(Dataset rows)
........

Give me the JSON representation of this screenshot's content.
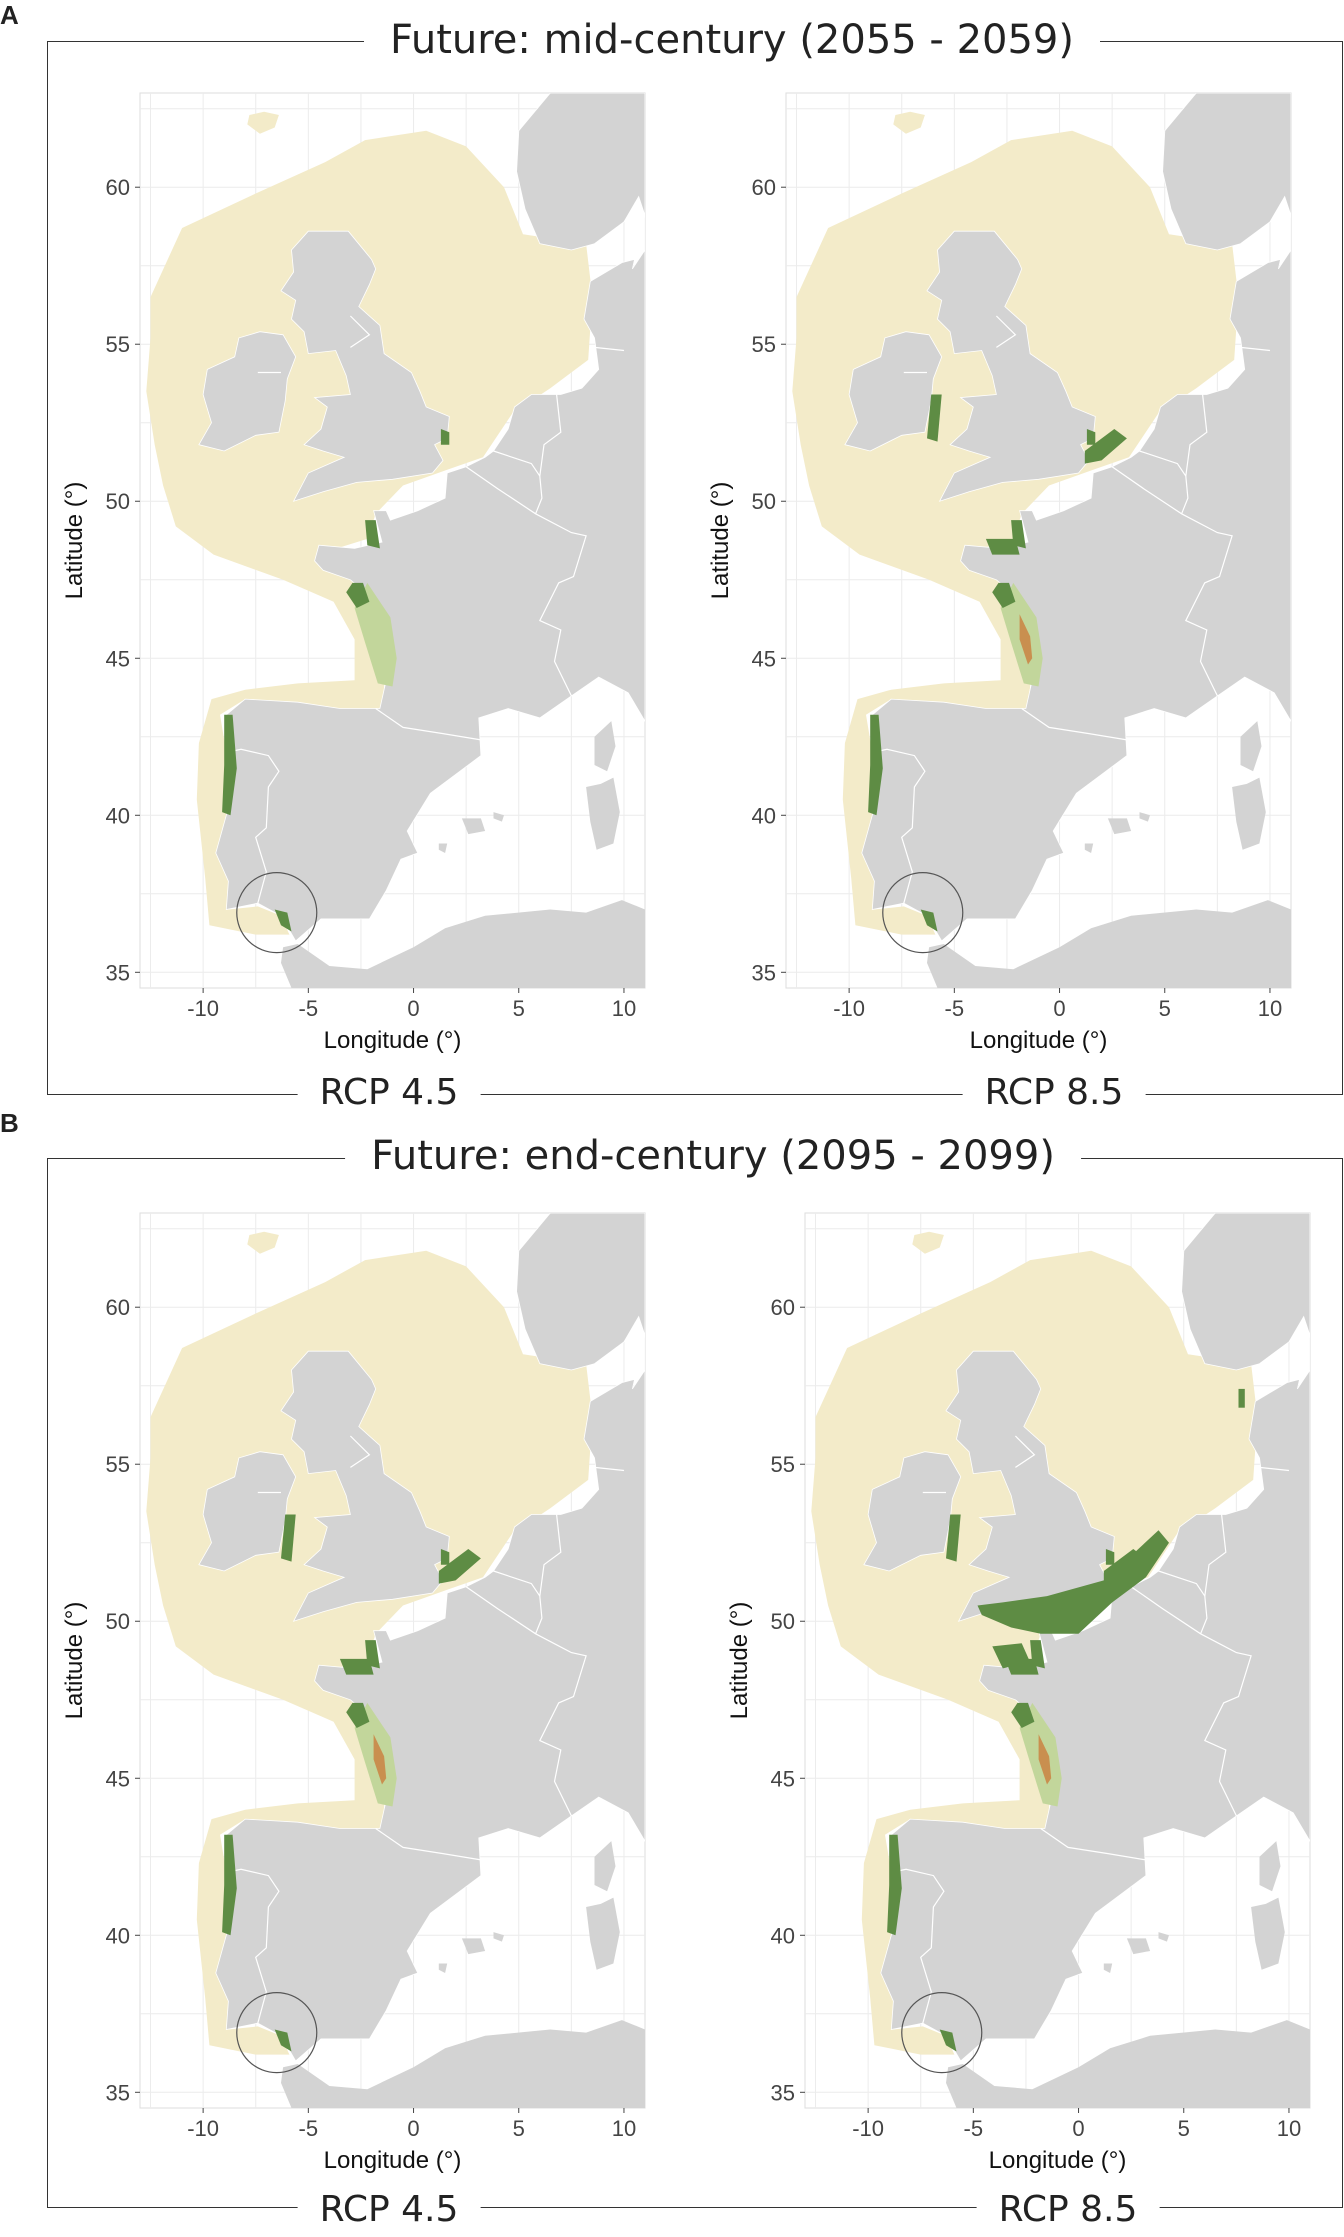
{
  "panels": [
    {
      "letter": "A",
      "title": "Future: mid-century (2055 - 2059)",
      "maps": [
        {
          "scenario": "RCP 4.5",
          "level": 1
        },
        {
          "scenario": "RCP 8.5",
          "level": 2
        }
      ]
    },
    {
      "letter": "B",
      "title": "Future: end-century (2095 - 2099)",
      "maps": [
        {
          "scenario": "RCP 4.5",
          "level": 2
        },
        {
          "scenario": "RCP 8.5",
          "level": 3
        }
      ]
    }
  ],
  "axes": {
    "xlabel": "Longitude (°)",
    "ylabel": "Latitude (°)",
    "xticks": [
      "-10",
      "-5",
      "0",
      "5",
      "10"
    ],
    "yticks": [
      "60",
      "55",
      "50",
      "45",
      "40",
      "35"
    ],
    "x_range": [
      -13,
      11
    ],
    "y_range": [
      34.5,
      63
    ]
  },
  "colors": {
    "land": "#d3d3d3",
    "sea_range": "#f3ebc9",
    "light_green": "#c2d69b",
    "dark_green": "#5e8c44",
    "orange": "#c98f4f",
    "border": "#ffffff",
    "grid": "#ececec"
  }
}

........

**DO THIS**
Look through the data above. Each line containing the word "title" needs to be copied.

**RESPONSE TO THIS TASK**
      "title": "Future: mid-century (2055 - 2059)",
      "title": "Future: end-century (2095 - 2099)",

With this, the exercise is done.